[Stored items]
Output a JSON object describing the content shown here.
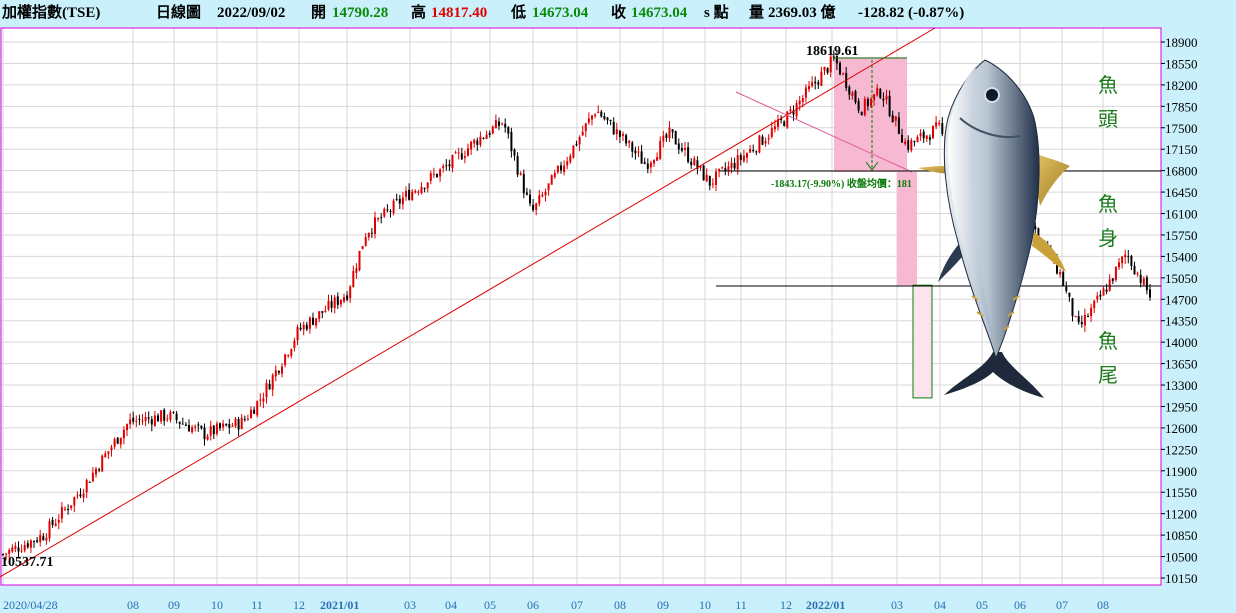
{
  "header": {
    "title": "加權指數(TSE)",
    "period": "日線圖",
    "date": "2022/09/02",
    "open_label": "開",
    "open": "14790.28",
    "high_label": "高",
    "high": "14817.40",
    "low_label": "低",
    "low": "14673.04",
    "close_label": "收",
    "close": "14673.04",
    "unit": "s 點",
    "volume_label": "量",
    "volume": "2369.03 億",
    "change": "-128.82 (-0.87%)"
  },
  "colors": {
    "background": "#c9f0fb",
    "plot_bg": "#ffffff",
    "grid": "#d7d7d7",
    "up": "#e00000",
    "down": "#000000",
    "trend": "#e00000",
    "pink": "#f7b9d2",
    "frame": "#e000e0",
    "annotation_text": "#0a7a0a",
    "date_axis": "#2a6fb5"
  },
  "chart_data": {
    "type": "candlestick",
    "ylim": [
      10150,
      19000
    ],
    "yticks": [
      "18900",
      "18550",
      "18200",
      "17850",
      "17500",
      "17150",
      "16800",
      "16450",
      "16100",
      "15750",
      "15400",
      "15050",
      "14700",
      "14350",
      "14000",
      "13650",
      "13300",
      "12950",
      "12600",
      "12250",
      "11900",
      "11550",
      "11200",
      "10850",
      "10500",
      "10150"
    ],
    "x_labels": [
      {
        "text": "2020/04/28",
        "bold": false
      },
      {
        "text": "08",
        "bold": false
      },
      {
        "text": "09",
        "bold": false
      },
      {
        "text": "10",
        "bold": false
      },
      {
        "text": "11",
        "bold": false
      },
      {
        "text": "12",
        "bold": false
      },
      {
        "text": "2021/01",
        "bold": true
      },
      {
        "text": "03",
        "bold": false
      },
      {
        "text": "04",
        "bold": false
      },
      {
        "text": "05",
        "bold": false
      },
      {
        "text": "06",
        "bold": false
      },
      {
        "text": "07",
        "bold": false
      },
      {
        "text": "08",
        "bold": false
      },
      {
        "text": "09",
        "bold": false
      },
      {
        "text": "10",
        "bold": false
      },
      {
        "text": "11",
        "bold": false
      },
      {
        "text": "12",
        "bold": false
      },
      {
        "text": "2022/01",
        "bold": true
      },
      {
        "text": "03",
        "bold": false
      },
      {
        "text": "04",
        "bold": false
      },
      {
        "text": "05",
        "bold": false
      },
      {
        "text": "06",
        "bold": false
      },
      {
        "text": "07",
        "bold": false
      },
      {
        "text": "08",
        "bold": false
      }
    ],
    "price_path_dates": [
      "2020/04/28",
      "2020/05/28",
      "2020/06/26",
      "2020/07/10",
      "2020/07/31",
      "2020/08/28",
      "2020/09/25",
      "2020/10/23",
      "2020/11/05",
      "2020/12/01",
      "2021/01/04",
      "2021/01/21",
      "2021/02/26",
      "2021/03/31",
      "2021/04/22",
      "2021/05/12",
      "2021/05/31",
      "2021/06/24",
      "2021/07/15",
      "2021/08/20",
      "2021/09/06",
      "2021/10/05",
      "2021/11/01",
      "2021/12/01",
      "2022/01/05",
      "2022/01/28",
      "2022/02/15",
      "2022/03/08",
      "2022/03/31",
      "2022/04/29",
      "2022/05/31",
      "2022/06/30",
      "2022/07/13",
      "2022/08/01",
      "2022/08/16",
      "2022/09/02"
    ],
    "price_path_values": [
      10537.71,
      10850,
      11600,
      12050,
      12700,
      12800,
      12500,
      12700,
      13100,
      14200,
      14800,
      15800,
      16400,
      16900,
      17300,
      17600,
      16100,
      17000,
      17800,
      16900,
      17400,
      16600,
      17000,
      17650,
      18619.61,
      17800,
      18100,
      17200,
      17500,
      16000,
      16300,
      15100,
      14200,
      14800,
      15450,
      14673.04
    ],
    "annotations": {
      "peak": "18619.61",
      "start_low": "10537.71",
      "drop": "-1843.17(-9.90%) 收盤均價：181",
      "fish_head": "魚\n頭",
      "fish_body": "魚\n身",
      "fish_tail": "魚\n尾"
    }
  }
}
---
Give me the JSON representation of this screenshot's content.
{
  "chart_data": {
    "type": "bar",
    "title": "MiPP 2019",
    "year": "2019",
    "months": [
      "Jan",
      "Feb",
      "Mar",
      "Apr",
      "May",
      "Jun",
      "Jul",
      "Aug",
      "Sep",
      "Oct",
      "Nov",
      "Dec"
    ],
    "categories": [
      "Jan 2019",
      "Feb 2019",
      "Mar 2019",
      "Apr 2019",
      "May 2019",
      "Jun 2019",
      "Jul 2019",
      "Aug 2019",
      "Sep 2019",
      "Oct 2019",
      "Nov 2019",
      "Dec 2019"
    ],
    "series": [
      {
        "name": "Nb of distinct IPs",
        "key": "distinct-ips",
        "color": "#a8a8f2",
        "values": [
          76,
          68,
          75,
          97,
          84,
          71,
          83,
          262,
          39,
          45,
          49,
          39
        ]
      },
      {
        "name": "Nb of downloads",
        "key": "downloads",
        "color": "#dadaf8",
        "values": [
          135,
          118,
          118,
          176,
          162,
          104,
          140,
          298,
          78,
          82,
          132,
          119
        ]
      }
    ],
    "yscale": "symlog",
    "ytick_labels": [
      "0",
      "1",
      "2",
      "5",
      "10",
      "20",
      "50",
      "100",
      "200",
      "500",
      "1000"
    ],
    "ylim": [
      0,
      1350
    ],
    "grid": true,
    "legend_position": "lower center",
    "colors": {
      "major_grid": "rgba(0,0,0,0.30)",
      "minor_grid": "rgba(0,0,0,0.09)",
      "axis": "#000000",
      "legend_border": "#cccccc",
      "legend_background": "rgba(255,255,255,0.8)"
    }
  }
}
==
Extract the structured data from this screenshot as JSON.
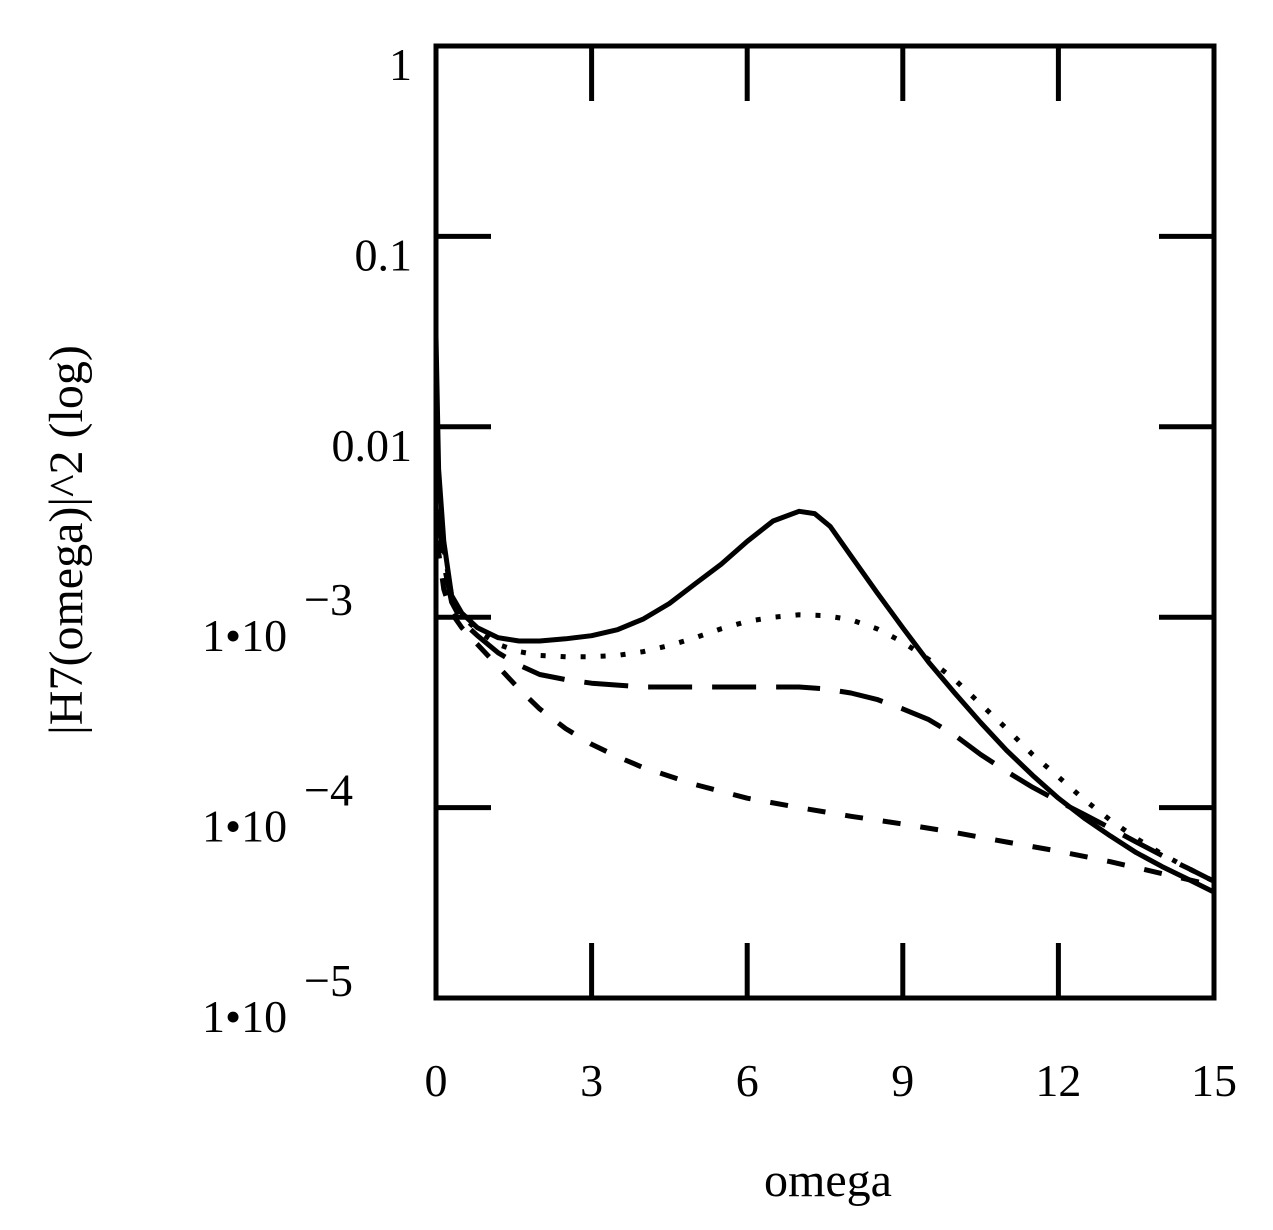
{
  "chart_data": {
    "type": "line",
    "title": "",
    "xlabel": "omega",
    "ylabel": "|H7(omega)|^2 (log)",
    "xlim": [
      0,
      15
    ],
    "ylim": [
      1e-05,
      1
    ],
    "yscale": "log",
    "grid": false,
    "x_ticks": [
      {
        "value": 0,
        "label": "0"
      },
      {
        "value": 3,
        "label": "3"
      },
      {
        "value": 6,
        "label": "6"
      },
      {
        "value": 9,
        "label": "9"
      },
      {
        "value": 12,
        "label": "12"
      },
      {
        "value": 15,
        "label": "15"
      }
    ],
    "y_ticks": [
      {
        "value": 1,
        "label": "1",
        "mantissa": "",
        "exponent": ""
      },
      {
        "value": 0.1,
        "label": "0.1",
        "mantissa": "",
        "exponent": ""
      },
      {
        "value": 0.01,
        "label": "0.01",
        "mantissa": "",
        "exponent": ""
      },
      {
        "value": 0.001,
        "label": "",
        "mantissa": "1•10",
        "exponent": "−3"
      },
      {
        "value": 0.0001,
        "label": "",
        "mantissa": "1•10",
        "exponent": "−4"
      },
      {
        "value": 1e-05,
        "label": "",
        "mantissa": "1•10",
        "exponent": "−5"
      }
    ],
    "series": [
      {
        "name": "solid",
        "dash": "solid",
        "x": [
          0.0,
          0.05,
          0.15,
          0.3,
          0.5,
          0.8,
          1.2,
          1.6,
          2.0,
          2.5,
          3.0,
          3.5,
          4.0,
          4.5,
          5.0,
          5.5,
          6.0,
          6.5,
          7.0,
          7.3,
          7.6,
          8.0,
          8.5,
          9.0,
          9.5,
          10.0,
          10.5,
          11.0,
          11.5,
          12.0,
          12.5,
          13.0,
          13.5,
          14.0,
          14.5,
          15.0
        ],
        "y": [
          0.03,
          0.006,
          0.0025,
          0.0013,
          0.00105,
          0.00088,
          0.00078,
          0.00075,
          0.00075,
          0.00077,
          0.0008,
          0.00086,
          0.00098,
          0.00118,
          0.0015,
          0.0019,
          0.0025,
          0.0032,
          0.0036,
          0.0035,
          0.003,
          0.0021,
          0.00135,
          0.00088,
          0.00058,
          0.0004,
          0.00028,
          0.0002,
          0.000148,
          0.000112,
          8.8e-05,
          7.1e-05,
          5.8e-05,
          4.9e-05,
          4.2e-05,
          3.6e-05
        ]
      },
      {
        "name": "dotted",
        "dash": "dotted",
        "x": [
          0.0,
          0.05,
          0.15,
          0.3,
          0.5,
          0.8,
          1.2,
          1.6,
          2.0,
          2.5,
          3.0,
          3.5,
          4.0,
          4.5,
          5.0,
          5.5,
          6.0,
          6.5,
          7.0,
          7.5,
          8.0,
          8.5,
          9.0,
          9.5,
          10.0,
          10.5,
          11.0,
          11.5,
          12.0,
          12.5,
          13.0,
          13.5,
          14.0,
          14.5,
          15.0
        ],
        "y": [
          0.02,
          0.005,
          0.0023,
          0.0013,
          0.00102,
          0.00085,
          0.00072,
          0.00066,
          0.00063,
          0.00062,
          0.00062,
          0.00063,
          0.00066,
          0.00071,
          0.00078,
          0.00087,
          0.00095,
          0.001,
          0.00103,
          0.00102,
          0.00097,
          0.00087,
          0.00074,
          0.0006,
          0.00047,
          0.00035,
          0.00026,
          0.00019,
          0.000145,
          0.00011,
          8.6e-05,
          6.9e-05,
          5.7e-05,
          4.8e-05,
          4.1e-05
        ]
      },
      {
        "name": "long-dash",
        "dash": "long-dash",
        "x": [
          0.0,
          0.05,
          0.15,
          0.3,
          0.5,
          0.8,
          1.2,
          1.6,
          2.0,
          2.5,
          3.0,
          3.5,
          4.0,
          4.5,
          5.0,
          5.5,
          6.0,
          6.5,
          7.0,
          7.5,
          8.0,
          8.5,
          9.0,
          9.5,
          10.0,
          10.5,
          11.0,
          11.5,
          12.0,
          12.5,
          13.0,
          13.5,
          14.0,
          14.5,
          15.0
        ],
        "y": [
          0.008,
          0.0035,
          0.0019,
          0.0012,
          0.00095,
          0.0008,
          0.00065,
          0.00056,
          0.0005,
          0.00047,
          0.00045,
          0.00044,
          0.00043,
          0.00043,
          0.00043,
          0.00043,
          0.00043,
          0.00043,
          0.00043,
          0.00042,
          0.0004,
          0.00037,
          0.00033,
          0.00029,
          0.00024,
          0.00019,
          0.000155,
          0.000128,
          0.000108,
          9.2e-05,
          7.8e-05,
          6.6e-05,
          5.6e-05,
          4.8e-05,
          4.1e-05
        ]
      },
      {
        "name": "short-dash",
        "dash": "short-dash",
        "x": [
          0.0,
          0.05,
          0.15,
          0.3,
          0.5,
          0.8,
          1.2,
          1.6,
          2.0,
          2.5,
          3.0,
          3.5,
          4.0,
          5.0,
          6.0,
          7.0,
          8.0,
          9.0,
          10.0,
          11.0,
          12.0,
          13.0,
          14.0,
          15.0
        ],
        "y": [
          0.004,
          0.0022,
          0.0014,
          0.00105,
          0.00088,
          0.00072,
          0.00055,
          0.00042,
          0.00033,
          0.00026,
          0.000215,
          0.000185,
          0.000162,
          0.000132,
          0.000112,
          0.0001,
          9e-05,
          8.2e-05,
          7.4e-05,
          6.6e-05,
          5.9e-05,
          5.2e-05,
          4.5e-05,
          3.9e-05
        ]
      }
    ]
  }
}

### Challenge
Pull out all lines containing the word "screenshot" from the entries above.

### Exercise result
Give me the JSON representation of this screenshot's content.
Extract the structured data from this screenshot as JSON.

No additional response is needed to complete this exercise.